(Stored items)
★ ★ ★ ★ ★
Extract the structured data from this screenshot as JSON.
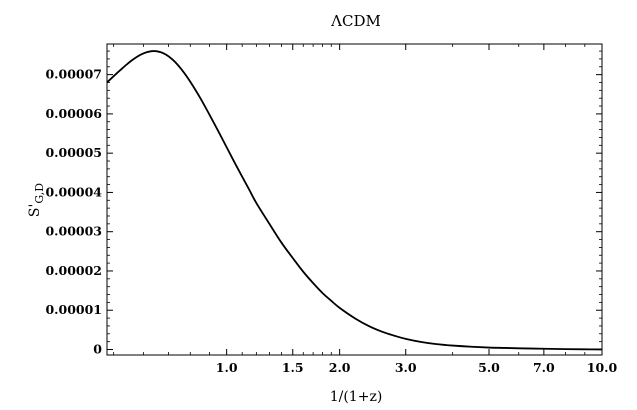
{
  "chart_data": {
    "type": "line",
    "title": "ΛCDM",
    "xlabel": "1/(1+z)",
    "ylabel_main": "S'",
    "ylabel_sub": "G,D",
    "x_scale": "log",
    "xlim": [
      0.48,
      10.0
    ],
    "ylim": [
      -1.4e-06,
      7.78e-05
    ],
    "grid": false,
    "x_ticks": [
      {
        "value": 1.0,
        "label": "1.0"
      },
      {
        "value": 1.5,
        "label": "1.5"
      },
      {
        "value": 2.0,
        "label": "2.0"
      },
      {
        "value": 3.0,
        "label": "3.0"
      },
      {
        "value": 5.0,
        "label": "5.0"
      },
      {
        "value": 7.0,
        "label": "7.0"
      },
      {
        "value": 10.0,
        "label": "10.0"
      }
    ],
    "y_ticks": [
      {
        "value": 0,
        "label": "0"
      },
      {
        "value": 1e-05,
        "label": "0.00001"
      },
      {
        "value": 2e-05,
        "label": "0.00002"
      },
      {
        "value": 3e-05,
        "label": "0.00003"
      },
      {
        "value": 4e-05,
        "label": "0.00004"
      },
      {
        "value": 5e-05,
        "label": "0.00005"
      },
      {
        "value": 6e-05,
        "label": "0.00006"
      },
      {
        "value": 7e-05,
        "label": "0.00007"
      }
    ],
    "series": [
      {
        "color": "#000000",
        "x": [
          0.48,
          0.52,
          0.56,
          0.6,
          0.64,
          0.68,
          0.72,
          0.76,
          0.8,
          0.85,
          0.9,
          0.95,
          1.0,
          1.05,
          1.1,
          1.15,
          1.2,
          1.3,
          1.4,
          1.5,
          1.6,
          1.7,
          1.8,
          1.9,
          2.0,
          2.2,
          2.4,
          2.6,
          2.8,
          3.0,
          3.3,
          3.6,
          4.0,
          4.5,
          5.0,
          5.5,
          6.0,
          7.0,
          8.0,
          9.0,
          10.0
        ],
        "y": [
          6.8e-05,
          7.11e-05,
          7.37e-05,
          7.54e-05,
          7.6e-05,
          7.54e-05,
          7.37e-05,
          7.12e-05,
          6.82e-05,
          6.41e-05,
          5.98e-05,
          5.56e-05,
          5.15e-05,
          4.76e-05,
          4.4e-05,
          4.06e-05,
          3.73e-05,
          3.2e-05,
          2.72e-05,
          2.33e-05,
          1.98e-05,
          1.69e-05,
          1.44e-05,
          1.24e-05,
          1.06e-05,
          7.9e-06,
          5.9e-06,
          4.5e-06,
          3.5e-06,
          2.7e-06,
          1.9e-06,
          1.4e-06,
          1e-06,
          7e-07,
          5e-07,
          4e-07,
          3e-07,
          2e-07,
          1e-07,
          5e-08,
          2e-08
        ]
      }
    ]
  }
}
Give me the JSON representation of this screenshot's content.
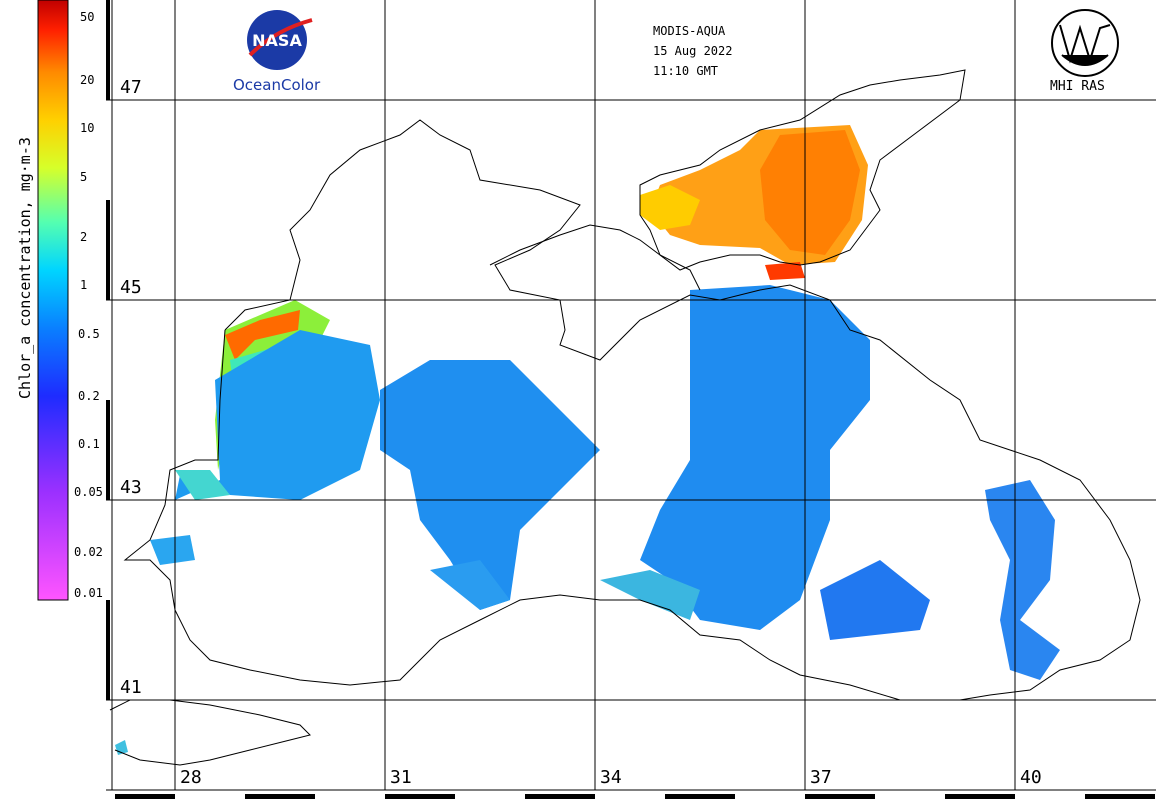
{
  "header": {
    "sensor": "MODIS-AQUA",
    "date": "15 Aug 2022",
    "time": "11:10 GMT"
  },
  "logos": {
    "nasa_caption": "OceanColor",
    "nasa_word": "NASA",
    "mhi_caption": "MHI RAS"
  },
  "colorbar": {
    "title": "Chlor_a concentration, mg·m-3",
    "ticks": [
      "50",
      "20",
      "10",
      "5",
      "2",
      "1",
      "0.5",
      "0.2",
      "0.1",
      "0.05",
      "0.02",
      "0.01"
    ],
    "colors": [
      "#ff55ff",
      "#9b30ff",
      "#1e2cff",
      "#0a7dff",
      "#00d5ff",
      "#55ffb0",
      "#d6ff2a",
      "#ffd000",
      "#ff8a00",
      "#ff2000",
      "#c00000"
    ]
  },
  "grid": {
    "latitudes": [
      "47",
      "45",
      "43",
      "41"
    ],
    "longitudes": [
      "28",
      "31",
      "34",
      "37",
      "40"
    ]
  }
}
★ ★ ★ ★ ★
Job
Output a faithful copy of the data, with each picture left out.

Exercise output
Extract the structured data from this screenshot as JSON.
{
  "chart_data": {
    "type": "line",
    "title": "ΛCDM",
    "xlabel": "1/(1+z)",
    "ylabel_main": "S'",
    "ylabel_sub": "G,D",
    "x_scale": "log",
    "xlim": [
      0.48,
      10.0
    ],
    "ylim": [
      -1.4e-06,
      7.78e-05
    ],
    "grid": false,
    "x_ticks": [
      {
        "value": 1.0,
        "label": "1.0"
      },
      {
        "value": 1.5,
        "label": "1.5"
      },
      {
        "value": 2.0,
        "label": "2.0"
      },
      {
        "value": 3.0,
        "label": "3.0"
      },
      {
        "value": 5.0,
        "label": "5.0"
      },
      {
        "value": 7.0,
        "label": "7.0"
      },
      {
        "value": 10.0,
        "label": "10.0"
      }
    ],
    "y_ticks": [
      {
        "value": 0,
        "label": "0"
      },
      {
        "value": 1e-05,
        "label": "0.00001"
      },
      {
        "value": 2e-05,
        "label": "0.00002"
      },
      {
        "value": 3e-05,
        "label": "0.00003"
      },
      {
        "value": 4e-05,
        "label": "0.00004"
      },
      {
        "value": 5e-05,
        "label": "0.00005"
      },
      {
        "value": 6e-05,
        "label": "0.00006"
      },
      {
        "value": 7e-05,
        "label": "0.00007"
      }
    ],
    "series": [
      {
        "color": "#000000",
        "x": [
          0.48,
          0.52,
          0.56,
          0.6,
          0.64,
          0.68,
          0.72,
          0.76,
          0.8,
          0.85,
          0.9,
          0.95,
          1.0,
          1.05,
          1.1,
          1.15,
          1.2,
          1.3,
          1.4,
          1.5,
          1.6,
          1.7,
          1.8,
          1.9,
          2.0,
          2.2,
          2.4,
          2.6,
          2.8,
          3.0,
          3.3,
          3.6,
          4.0,
          4.5,
          5.0,
          5.5,
          6.0,
          7.0,
          8.0,
          9.0,
          10.0
        ],
        "y": [
          6.8e-05,
          7.11e-05,
          7.37e-05,
          7.54e-05,
          7.6e-05,
          7.54e-05,
          7.37e-05,
          7.12e-05,
          6.82e-05,
          6.41e-05,
          5.98e-05,
          5.56e-05,
          5.15e-05,
          4.76e-05,
          4.4e-05,
          4.06e-05,
          3.73e-05,
          3.2e-05,
          2.72e-05,
          2.33e-05,
          1.98e-05,
          1.69e-05,
          1.44e-05,
          1.24e-05,
          1.06e-05,
          7.9e-06,
          5.9e-06,
          4.5e-06,
          3.5e-06,
          2.7e-06,
          1.9e-06,
          1.4e-06,
          1e-06,
          7e-07,
          5e-07,
          4e-07,
          3e-07,
          2e-07,
          1e-07,
          5e-08,
          2e-08
        ]
      }
    ]
  }
}
Give me the JSON representation of this screenshot's content.
{
  "header": {
    "sensor": "MODIS-AQUA",
    "date": "15 Aug 2022",
    "time": "11:10 GMT"
  },
  "logos": {
    "nasa_caption": "OceanColor",
    "nasa_word": "NASA",
    "mhi_caption": "MHI RAS"
  },
  "colorbar": {
    "title": "Chlor_a concentration, mg·m-3",
    "ticks": [
      "50",
      "20",
      "10",
      "5",
      "2",
      "1",
      "0.5",
      "0.2",
      "0.1",
      "0.05",
      "0.02",
      "0.01"
    ],
    "colors": [
      "#ff55ff",
      "#9b30ff",
      "#1e2cff",
      "#0a7dff",
      "#00d5ff",
      "#55ffb0",
      "#d6ff2a",
      "#ffd000",
      "#ff8a00",
      "#ff2000",
      "#c00000"
    ]
  },
  "grid": {
    "latitudes": [
      "47",
      "45",
      "43",
      "41"
    ],
    "longitudes": [
      "28",
      "31",
      "34",
      "37",
      "40"
    ]
  }
}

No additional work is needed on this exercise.